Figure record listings
______________________________

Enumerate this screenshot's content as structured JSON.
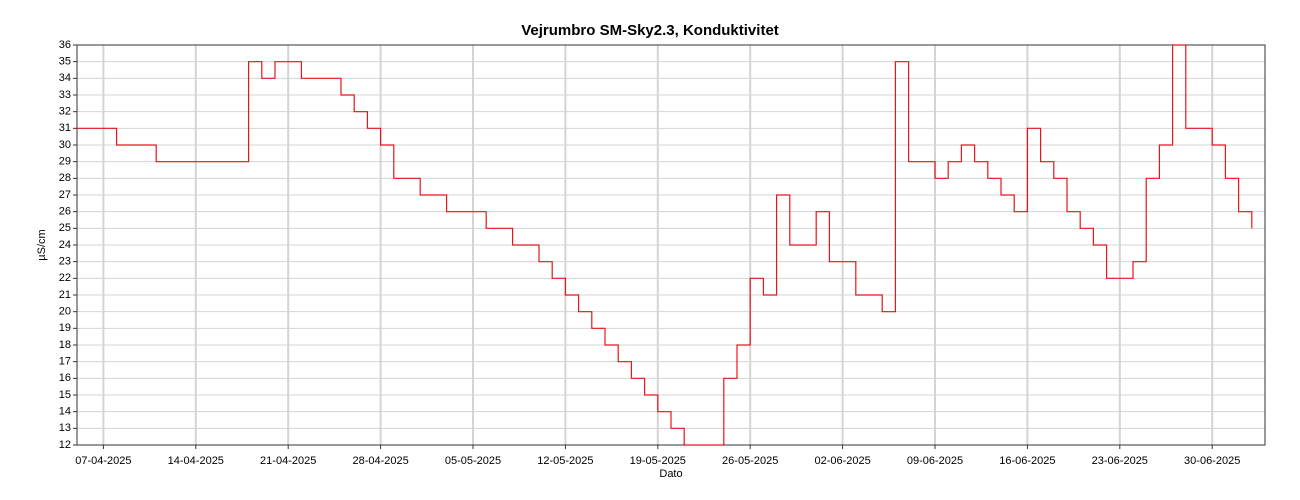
{
  "chart_data": {
    "type": "line",
    "title": "Vejrumbro SM-Sky2.3, Konduktivitet",
    "x_label": "Dato",
    "y_label": "µS/cm",
    "color": "#e8141c",
    "step": true,
    "grid": true,
    "x": [
      "2025-04-05",
      "2025-04-06",
      "2025-04-07",
      "2025-04-08",
      "2025-04-09",
      "2025-04-10",
      "2025-04-11",
      "2025-04-12",
      "2025-04-13",
      "2025-04-14",
      "2025-04-15",
      "2025-04-16",
      "2025-04-17",
      "2025-04-18",
      "2025-04-19",
      "2025-04-20",
      "2025-04-21",
      "2025-04-22",
      "2025-04-23",
      "2025-04-24",
      "2025-04-25",
      "2025-04-26",
      "2025-04-27",
      "2025-04-28",
      "2025-04-29",
      "2025-04-30",
      "2025-05-01",
      "2025-05-02",
      "2025-05-03",
      "2025-05-04",
      "2025-05-05",
      "2025-05-06",
      "2025-05-07",
      "2025-05-08",
      "2025-05-09",
      "2025-05-10",
      "2025-05-11",
      "2025-05-12",
      "2025-05-13",
      "2025-05-14",
      "2025-05-15",
      "2025-05-16",
      "2025-05-17",
      "2025-05-18",
      "2025-05-19",
      "2025-05-20",
      "2025-05-21",
      "2025-05-22",
      "2025-05-23",
      "2025-05-24",
      "2025-05-25",
      "2025-05-26",
      "2025-05-27",
      "2025-05-28",
      "2025-05-29",
      "2025-05-30",
      "2025-05-31",
      "2025-06-01",
      "2025-06-02",
      "2025-06-03",
      "2025-06-04",
      "2025-06-05",
      "2025-06-06",
      "2025-06-07",
      "2025-06-08",
      "2025-06-09",
      "2025-06-10",
      "2025-06-11",
      "2025-06-12",
      "2025-06-13",
      "2025-06-14",
      "2025-06-15",
      "2025-06-16",
      "2025-06-17",
      "2025-06-18",
      "2025-06-19",
      "2025-06-20",
      "2025-06-21",
      "2025-06-22",
      "2025-06-23",
      "2025-06-24",
      "2025-06-25",
      "2025-06-26",
      "2025-06-27",
      "2025-06-28",
      "2025-06-29",
      "2025-06-30",
      "2025-07-01",
      "2025-07-02",
      "2025-07-03"
    ],
    "values": [
      31,
      31,
      31,
      30,
      30,
      30,
      29,
      29,
      29,
      29,
      29,
      29,
      29,
      35,
      34,
      35,
      35,
      34,
      34,
      34,
      33,
      32,
      31,
      30,
      28,
      28,
      27,
      27,
      26,
      26,
      26,
      25,
      25,
      24,
      24,
      23,
      22,
      21,
      20,
      19,
      18,
      17,
      16,
      15,
      14,
      13,
      12,
      12,
      12,
      16,
      18,
      22,
      21,
      27,
      24,
      24,
      26,
      23,
      23,
      21,
      21,
      20,
      35,
      29,
      29,
      28,
      29,
      30,
      29,
      28,
      27,
      26,
      31,
      29,
      28,
      26,
      25,
      24,
      22,
      22,
      23,
      28,
      30,
      36,
      31,
      31,
      30,
      28,
      26,
      25
    ],
    "xlim": [
      "2025-04-05",
      "2025-07-04"
    ],
    "xticks": [
      {
        "value": "2025-04-07",
        "label": "07-04-2025"
      },
      {
        "value": "2025-04-14",
        "label": "14-04-2025"
      },
      {
        "value": "2025-04-21",
        "label": "21-04-2025"
      },
      {
        "value": "2025-04-28",
        "label": "28-04-2025"
      },
      {
        "value": "2025-05-05",
        "label": "05-05-2025"
      },
      {
        "value": "2025-05-12",
        "label": "12-05-2025"
      },
      {
        "value": "2025-05-19",
        "label": "19-05-2025"
      },
      {
        "value": "2025-05-26",
        "label": "26-05-2025"
      },
      {
        "value": "2025-06-02",
        "label": "02-06-2025"
      },
      {
        "value": "2025-06-09",
        "label": "09-06-2025"
      },
      {
        "value": "2025-06-16",
        "label": "16-06-2025"
      },
      {
        "value": "2025-06-23",
        "label": "23-06-2025"
      },
      {
        "value": "2025-06-30",
        "label": "30-06-2025"
      }
    ],
    "ylim": [
      12,
      36
    ],
    "yticks": [
      12,
      13,
      14,
      15,
      16,
      17,
      18,
      19,
      20,
      21,
      22,
      23,
      24,
      25,
      26,
      27,
      28,
      29,
      30,
      31,
      32,
      33,
      34,
      35,
      36
    ]
  }
}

______________________________

● **WHAT THE TASK ASKS**
Write out the listing above exactly as it stands, pictures excluded.

● **EXPECTED ANSWER**
Enumerate this screenshot's content as structured JSON.
{
  "chart_data": {
    "type": "line",
    "title": "Vejrumbro SM-Sky2.3, Konduktivitet",
    "x_label": "Dato",
    "y_label": "µS/cm",
    "color": "#e8141c",
    "step": true,
    "grid": true,
    "x": [
      "2025-04-05",
      "2025-04-06",
      "2025-04-07",
      "2025-04-08",
      "2025-04-09",
      "2025-04-10",
      "2025-04-11",
      "2025-04-12",
      "2025-04-13",
      "2025-04-14",
      "2025-04-15",
      "2025-04-16",
      "2025-04-17",
      "2025-04-18",
      "2025-04-19",
      "2025-04-20",
      "2025-04-21",
      "2025-04-22",
      "2025-04-23",
      "2025-04-24",
      "2025-04-25",
      "2025-04-26",
      "2025-04-27",
      "2025-04-28",
      "2025-04-29",
      "2025-04-30",
      "2025-05-01",
      "2025-05-02",
      "2025-05-03",
      "2025-05-04",
      "2025-05-05",
      "2025-05-06",
      "2025-05-07",
      "2025-05-08",
      "2025-05-09",
      "2025-05-10",
      "2025-05-11",
      "2025-05-12",
      "2025-05-13",
      "2025-05-14",
      "2025-05-15",
      "2025-05-16",
      "2025-05-17",
      "2025-05-18",
      "2025-05-19",
      "2025-05-20",
      "2025-05-21",
      "2025-05-22",
      "2025-05-23",
      "2025-05-24",
      "2025-05-25",
      "2025-05-26",
      "2025-05-27",
      "2025-05-28",
      "2025-05-29",
      "2025-05-30",
      "2025-05-31",
      "2025-06-01",
      "2025-06-02",
      "2025-06-03",
      "2025-06-04",
      "2025-06-05",
      "2025-06-06",
      "2025-06-07",
      "2025-06-08",
      "2025-06-09",
      "2025-06-10",
      "2025-06-11",
      "2025-06-12",
      "2025-06-13",
      "2025-06-14",
      "2025-06-15",
      "2025-06-16",
      "2025-06-17",
      "2025-06-18",
      "2025-06-19",
      "2025-06-20",
      "2025-06-21",
      "2025-06-22",
      "2025-06-23",
      "2025-06-24",
      "2025-06-25",
      "2025-06-26",
      "2025-06-27",
      "2025-06-28",
      "2025-06-29",
      "2025-06-30",
      "2025-07-01",
      "2025-07-02",
      "2025-07-03"
    ],
    "values": [
      31,
      31,
      31,
      30,
      30,
      30,
      29,
      29,
      29,
      29,
      29,
      29,
      29,
      35,
      34,
      35,
      35,
      34,
      34,
      34,
      33,
      32,
      31,
      30,
      28,
      28,
      27,
      27,
      26,
      26,
      26,
      25,
      25,
      24,
      24,
      23,
      22,
      21,
      20,
      19,
      18,
      17,
      16,
      15,
      14,
      13,
      12,
      12,
      12,
      16,
      18,
      22,
      21,
      27,
      24,
      24,
      26,
      23,
      23,
      21,
      21,
      20,
      35,
      29,
      29,
      28,
      29,
      30,
      29,
      28,
      27,
      26,
      31,
      29,
      28,
      26,
      25,
      24,
      22,
      22,
      23,
      28,
      30,
      36,
      31,
      31,
      30,
      28,
      26,
      25
    ],
    "xlim": [
      "2025-04-05",
      "2025-07-04"
    ],
    "xticks": [
      {
        "value": "2025-04-07",
        "label": "07-04-2025"
      },
      {
        "value": "2025-04-14",
        "label": "14-04-2025"
      },
      {
        "value": "2025-04-21",
        "label": "21-04-2025"
      },
      {
        "value": "2025-04-28",
        "label": "28-04-2025"
      },
      {
        "value": "2025-05-05",
        "label": "05-05-2025"
      },
      {
        "value": "2025-05-12",
        "label": "12-05-2025"
      },
      {
        "value": "2025-05-19",
        "label": "19-05-2025"
      },
      {
        "value": "2025-05-26",
        "label": "26-05-2025"
      },
      {
        "value": "2025-06-02",
        "label": "02-06-2025"
      },
      {
        "value": "2025-06-09",
        "label": "09-06-2025"
      },
      {
        "value": "2025-06-16",
        "label": "16-06-2025"
      },
      {
        "value": "2025-06-23",
        "label": "23-06-2025"
      },
      {
        "value": "2025-06-30",
        "label": "30-06-2025"
      }
    ],
    "ylim": [
      12,
      36
    ],
    "yticks": [
      12,
      13,
      14,
      15,
      16,
      17,
      18,
      19,
      20,
      21,
      22,
      23,
      24,
      25,
      26,
      27,
      28,
      29,
      30,
      31,
      32,
      33,
      34,
      35,
      36
    ]
  }
}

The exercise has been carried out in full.